**** Records to use

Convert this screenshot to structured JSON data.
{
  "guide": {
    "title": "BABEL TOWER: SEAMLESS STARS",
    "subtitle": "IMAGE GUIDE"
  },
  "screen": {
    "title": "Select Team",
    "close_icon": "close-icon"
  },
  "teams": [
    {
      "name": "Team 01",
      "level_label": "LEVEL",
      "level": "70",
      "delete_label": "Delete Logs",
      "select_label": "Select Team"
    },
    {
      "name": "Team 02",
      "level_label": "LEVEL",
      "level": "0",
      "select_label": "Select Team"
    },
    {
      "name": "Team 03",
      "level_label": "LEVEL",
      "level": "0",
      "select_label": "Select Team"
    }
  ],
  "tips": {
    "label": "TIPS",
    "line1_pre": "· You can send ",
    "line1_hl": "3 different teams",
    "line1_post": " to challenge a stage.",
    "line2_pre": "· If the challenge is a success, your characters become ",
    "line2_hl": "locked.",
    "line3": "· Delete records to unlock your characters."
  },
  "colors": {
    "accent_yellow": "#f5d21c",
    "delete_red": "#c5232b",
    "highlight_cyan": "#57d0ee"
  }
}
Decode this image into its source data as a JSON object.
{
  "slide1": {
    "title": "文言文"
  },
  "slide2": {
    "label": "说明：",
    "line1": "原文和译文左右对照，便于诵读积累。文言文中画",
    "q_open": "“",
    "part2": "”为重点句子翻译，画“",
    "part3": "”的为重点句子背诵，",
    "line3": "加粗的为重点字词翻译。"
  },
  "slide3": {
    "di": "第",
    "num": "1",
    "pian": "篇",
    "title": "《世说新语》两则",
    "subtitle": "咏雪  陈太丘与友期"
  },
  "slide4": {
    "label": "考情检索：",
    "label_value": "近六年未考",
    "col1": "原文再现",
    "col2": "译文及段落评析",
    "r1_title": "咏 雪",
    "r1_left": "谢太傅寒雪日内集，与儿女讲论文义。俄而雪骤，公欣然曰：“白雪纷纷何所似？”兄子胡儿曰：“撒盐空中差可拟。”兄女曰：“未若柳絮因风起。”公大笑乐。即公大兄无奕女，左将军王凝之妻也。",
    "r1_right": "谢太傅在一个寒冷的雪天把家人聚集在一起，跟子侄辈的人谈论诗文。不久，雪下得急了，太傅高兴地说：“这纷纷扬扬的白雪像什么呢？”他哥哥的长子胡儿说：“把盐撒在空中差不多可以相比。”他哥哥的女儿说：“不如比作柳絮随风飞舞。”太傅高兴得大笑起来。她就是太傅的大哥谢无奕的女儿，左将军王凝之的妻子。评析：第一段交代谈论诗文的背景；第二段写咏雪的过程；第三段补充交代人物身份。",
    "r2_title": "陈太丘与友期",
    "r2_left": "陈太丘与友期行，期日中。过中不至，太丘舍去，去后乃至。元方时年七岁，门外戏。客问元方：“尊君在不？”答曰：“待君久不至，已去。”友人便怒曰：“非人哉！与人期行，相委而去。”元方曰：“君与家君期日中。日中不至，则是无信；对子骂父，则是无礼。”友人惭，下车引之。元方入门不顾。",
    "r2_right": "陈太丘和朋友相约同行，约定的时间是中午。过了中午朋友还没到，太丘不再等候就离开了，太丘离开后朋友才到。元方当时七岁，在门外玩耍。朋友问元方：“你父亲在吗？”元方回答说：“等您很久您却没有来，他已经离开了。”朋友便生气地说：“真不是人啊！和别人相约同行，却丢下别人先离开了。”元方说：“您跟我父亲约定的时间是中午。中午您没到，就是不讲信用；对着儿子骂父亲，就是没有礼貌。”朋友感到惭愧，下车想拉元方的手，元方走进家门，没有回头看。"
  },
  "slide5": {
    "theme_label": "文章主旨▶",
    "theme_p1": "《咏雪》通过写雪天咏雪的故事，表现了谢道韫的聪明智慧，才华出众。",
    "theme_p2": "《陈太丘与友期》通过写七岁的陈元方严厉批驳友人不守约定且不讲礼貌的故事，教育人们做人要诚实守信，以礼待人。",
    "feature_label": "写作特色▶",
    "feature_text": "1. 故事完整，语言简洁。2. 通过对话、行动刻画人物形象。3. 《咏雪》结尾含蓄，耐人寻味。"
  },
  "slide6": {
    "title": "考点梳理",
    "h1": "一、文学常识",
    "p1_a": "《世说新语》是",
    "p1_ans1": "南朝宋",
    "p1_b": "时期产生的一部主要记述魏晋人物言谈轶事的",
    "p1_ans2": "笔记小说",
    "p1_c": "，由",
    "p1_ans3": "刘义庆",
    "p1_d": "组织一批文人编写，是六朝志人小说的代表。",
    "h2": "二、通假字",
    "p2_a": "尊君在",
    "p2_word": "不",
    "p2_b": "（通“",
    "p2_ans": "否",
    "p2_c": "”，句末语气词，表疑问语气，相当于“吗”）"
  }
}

********

> _What is asked_:
From the first line to the last, please quote the material above exactly.

> _Solution below_:
Convert this screenshot to structured JSON data.
{
  "guide": {
    "title": "BABEL TOWER: SEAMLESS STARS",
    "subtitle": "IMAGE GUIDE"
  },
  "screen": {
    "title": "Select Team",
    "close_icon": "close-icon"
  },
  "teams": [
    {
      "name": "Team 01",
      "level_label": "LEVEL",
      "level": "70",
      "delete_label": "Delete Logs",
      "select_label": "Select Team"
    },
    {
      "name": "Team 02",
      "level_label": "LEVEL",
      "level": "0",
      "select_label": "Select Team"
    },
    {
      "name": "Team 03",
      "level_label": "LEVEL",
      "level": "0",
      "select_label": "Select Team"
    }
  ],
  "tips": {
    "label": "TIPS",
    "line1_pre": "· You can send ",
    "line1_hl": "3 different teams",
    "line1_post": " to challenge a stage.",
    "line2_pre": "· If the challenge is a success, your characters become ",
    "line2_hl": "locked.",
    "line3": "· Delete records to unlock your characters."
  },
  "colors": {
    "accent_yellow": "#f5d21c",
    "delete_red": "#c5232b",
    "highlight_cyan": "#57d0ee"
  }
}
Decode this image into its source data as a JSON object.
{
  "slide1": {
    "title": "文言文"
  },
  "slide2": {
    "label": "说明：",
    "line1": "原文和译文左右对照，便于诵读积累。文言文中画",
    "q_open": "“",
    "part2": "”为重点句子翻译，画“",
    "part3": "”的为重点句子背诵，",
    "line3": "加粗的为重点字词翻译。"
  },
  "slide3": {
    "di": "第",
    "num": "1",
    "pian": "篇",
    "title": "《世说新语》两则",
    "subtitle": "咏雪  陈太丘与友期"
  },
  "slide4": {
    "label": "考情检索：",
    "label_value": "近六年未考",
    "col1": "原文再现",
    "col2": "译文及段落评析",
    "r1_title": "咏 雪",
    "r1_left": "谢太傅寒雪日内集，与儿女讲论文义。俄而雪骤，公欣然曰：“白雪纷纷何所似？”兄子胡儿曰：“撒盐空中差可拟。”兄女曰：“未若柳絮因风起。”公大笑乐。即公大兄无奕女，左将军王凝之妻也。",
    "r1_right": "谢太傅在一个寒冷的雪天把家人聚集在一起，跟子侄辈的人谈论诗文。不久，雪下得急了，太傅高兴地说：“这纷纷扬扬的白雪像什么呢？”他哥哥的长子胡儿说：“把盐撒在空中差不多可以相比。”他哥哥的女儿说：“不如比作柳絮随风飞舞。”太傅高兴得大笑起来。她就是太傅的大哥谢无奕的女儿，左将军王凝之的妻子。评析：第一段交代谈论诗文的背景；第二段写咏雪的过程；第三段补充交代人物身份。",
    "r2_title": "陈太丘与友期",
    "r2_left": "陈太丘与友期行，期日中。过中不至，太丘舍去，去后乃至。元方时年七岁，门外戏。客问元方：“尊君在不？”答曰：“待君久不至，已去。”友人便怒曰：“非人哉！与人期行，相委而去。”元方曰：“君与家君期日中。日中不至，则是无信；对子骂父，则是无礼。”友人惭，下车引之。元方入门不顾。",
    "r2_right": "陈太丘和朋友相约同行，约定的时间是中午。过了中午朋友还没到，太丘不再等候就离开了，太丘离开后朋友才到。元方当时七岁，在门外玩耍。朋友问元方：“你父亲在吗？”元方回答说：“等您很久您却没有来，他已经离开了。”朋友便生气地说：“真不是人啊！和别人相约同行，却丢下别人先离开了。”元方说：“您跟我父亲约定的时间是中午。中午您没到，就是不讲信用；对着儿子骂父亲，就是没有礼貌。”朋友感到惭愧，下车想拉元方的手，元方走进家门，没有回头看。"
  },
  "slide5": {
    "theme_label": "文章主旨▶",
    "theme_p1": "《咏雪》通过写雪天咏雪的故事，表现了谢道韫的聪明智慧，才华出众。",
    "theme_p2": "《陈太丘与友期》通过写七岁的陈元方严厉批驳友人不守约定且不讲礼貌的故事，教育人们做人要诚实守信，以礼待人。",
    "feature_label": "写作特色▶",
    "feature_text": "1. 故事完整，语言简洁。2. 通过对话、行动刻画人物形象。3. 《咏雪》结尾含蓄，耐人寻味。"
  },
  "slide6": {
    "title": "考点梳理",
    "h1": "一、文学常识",
    "p1_a": "《世说新语》是",
    "p1_ans1": "南朝宋",
    "p1_b": "时期产生的一部主要记述魏晋人物言谈轶事的",
    "p1_ans2": "笔记小说",
    "p1_c": "，由",
    "p1_ans3": "刘义庆",
    "p1_d": "组织一批文人编写，是六朝志人小说的代表。",
    "h2": "二、通假字",
    "p2_a": "尊君在",
    "p2_word": "不",
    "p2_b": "（通“",
    "p2_ans": "否",
    "p2_c": "”，句末语气词，表疑问语气，相当于“吗”）"
  }
}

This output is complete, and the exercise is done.